:: WHAT YOU NEED TO DO ::
Extract the full set of records, then give each one again exactly.

:: ITEMS ::
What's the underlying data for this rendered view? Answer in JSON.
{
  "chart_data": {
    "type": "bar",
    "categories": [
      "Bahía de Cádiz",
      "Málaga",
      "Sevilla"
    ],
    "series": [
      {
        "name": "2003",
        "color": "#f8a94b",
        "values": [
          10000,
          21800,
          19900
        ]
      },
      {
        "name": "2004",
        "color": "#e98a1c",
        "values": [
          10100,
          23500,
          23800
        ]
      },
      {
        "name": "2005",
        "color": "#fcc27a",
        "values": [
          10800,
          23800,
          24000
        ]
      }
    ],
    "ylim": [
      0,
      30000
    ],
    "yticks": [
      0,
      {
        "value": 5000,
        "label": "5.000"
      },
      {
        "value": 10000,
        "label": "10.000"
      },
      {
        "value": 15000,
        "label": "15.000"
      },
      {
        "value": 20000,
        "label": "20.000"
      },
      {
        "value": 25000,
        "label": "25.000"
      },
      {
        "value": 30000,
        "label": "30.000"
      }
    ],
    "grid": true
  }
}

:: RESULT OF THIS EXERCISE ::
What's the underlying data for this rendered view? Answer in JSON.
{
  "chart_data": {
    "type": "bar",
    "categories": [
      "Bahía de Cádiz",
      "Málaga",
      "Sevilla"
    ],
    "series": [
      {
        "name": "2003",
        "color": "#f8a94b",
        "values": [
          10000,
          21800,
          19900
        ]
      },
      {
        "name": "2004",
        "color": "#e98a1c",
        "values": [
          10100,
          23500,
          23800
        ]
      },
      {
        "name": "2005",
        "color": "#fcc27a",
        "values": [
          10800,
          23800,
          24000
        ]
      }
    ],
    "ylim": [
      0,
      30000
    ],
    "yticks": [
      0,
      {
        "value": 5000,
        "label": "5.000"
      },
      {
        "value": 10000,
        "label": "10.000"
      },
      {
        "value": 15000,
        "label": "15.000"
      },
      {
        "value": 20000,
        "label": "20.000"
      },
      {
        "value": 25000,
        "label": "25.000"
      },
      {
        "value": 30000,
        "label": "30.000"
      }
    ],
    "grid": true
  }
}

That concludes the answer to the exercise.